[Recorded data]
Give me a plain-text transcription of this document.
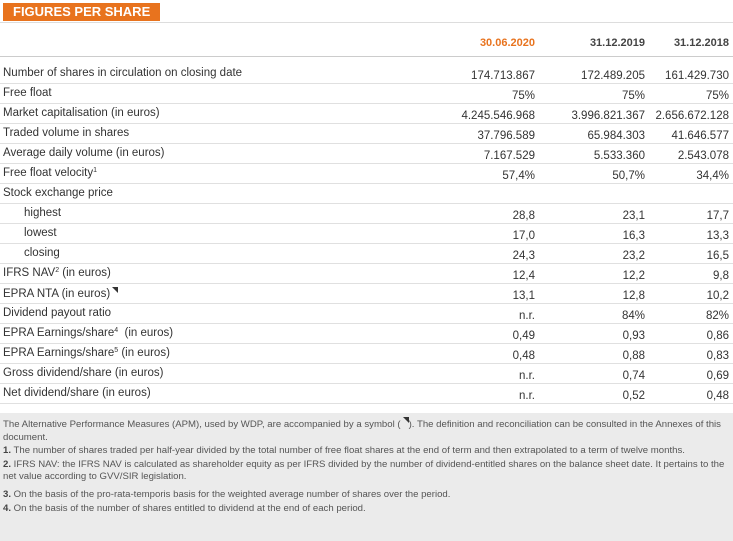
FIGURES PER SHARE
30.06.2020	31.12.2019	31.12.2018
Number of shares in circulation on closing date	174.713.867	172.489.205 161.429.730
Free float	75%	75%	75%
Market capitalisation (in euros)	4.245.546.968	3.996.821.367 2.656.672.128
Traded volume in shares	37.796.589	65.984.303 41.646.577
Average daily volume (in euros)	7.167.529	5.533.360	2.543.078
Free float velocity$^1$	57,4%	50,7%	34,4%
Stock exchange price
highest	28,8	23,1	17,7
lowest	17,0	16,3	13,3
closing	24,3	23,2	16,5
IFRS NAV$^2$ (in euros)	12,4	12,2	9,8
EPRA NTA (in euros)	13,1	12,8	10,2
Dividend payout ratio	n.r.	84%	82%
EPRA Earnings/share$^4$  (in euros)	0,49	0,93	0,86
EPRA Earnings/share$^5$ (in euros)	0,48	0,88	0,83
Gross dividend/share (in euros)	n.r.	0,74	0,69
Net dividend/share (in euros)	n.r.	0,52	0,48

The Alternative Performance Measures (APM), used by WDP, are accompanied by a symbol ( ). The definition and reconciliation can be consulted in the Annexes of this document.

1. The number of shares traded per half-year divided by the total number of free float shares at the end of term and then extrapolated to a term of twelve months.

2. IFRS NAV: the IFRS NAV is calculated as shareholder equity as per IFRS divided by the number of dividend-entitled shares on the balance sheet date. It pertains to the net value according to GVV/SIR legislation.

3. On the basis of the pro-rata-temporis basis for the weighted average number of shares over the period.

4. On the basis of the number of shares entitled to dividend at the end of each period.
* * *
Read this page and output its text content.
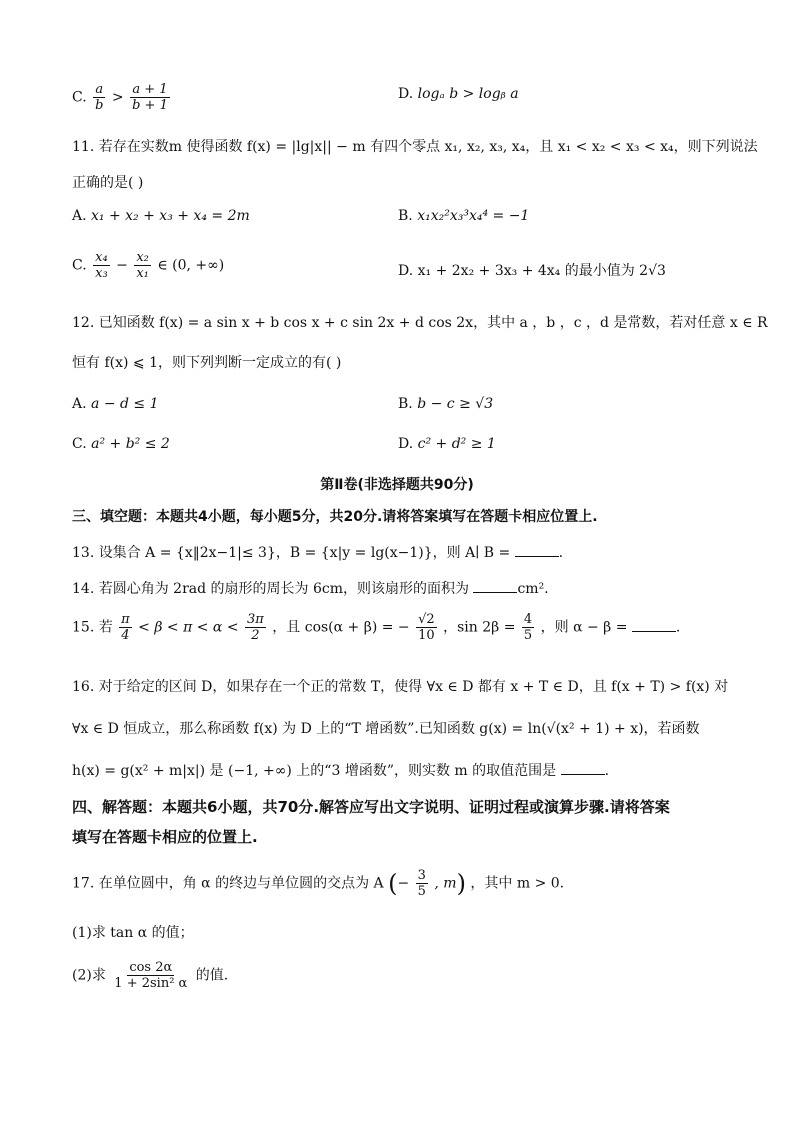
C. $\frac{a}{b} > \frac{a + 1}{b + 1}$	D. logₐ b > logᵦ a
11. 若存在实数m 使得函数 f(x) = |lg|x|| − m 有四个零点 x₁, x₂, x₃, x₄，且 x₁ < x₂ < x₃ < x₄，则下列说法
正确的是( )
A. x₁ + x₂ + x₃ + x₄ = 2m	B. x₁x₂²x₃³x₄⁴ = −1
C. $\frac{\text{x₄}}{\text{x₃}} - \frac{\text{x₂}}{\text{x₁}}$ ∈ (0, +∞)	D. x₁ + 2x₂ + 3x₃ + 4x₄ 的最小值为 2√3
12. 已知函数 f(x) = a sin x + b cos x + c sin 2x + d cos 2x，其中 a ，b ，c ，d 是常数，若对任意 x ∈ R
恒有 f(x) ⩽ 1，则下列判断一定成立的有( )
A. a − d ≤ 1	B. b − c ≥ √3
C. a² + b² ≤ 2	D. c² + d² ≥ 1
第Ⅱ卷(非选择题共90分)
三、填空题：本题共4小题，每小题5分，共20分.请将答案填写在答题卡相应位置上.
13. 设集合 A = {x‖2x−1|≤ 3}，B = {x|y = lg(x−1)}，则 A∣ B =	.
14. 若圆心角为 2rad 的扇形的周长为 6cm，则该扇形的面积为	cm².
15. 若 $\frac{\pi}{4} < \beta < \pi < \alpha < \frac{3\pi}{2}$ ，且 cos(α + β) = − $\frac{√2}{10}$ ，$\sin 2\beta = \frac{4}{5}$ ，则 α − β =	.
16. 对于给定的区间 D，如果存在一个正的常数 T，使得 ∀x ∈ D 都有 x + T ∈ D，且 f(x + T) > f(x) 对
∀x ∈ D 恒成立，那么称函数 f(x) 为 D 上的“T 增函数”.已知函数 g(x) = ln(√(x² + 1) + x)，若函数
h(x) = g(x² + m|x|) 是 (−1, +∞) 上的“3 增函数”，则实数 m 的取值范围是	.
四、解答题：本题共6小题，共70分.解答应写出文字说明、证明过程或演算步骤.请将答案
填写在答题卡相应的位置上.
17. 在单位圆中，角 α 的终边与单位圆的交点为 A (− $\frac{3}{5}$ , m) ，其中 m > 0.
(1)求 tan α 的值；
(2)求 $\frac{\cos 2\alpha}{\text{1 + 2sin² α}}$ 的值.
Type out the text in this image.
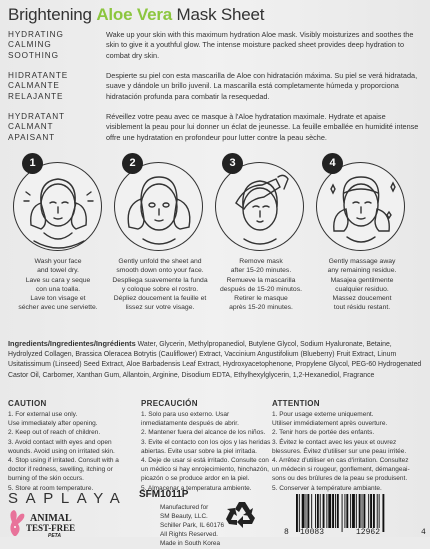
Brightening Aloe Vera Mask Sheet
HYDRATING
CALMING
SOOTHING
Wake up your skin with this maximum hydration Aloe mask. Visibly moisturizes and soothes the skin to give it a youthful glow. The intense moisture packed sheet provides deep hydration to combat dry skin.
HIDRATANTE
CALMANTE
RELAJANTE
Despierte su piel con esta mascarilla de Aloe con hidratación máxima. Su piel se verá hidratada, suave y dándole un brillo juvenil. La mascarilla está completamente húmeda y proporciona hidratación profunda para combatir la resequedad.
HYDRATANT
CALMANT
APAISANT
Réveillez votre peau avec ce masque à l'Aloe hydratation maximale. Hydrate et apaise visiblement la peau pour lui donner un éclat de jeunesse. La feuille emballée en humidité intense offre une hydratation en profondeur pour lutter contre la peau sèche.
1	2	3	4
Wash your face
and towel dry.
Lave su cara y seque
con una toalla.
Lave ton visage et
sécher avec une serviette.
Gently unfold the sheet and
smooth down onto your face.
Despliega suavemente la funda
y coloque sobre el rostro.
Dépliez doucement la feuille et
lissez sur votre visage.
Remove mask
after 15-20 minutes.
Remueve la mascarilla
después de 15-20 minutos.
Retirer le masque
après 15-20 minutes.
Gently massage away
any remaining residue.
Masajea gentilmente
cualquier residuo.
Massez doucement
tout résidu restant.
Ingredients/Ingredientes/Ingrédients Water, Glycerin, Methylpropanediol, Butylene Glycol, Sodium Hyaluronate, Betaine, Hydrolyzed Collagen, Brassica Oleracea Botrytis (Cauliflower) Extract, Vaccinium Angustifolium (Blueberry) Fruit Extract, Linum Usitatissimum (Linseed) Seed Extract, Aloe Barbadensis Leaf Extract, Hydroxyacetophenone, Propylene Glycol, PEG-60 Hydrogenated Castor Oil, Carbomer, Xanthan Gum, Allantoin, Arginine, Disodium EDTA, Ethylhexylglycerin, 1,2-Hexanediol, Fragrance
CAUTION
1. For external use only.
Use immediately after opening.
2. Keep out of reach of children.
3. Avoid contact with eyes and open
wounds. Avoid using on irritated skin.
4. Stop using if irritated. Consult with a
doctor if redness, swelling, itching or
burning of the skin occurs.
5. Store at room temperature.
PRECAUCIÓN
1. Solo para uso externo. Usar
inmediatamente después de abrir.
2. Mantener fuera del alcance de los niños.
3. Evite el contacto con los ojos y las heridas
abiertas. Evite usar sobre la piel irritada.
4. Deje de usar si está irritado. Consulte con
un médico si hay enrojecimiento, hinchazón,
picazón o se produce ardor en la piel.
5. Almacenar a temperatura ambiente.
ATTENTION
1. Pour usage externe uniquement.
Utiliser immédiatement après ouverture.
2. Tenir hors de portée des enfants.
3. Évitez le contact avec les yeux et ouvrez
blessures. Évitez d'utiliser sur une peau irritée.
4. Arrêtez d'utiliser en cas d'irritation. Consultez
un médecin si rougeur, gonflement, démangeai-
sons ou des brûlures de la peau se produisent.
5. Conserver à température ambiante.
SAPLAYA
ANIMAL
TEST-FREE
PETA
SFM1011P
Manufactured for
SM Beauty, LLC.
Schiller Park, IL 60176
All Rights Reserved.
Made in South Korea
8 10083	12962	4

== Directions ==
Report each line in the preceding entries that holds the string "entitled".

== Result ==
2. IFRS NAV: the IFRS NAV is calculated as shareholder equity as per IFRS divided by the number of dividend-entitled shares on the balance sheet date. It pertains to the net value according to GVV/SIR legislation.
4. On the basis of the number of shares entitled to dividend at the end of each period.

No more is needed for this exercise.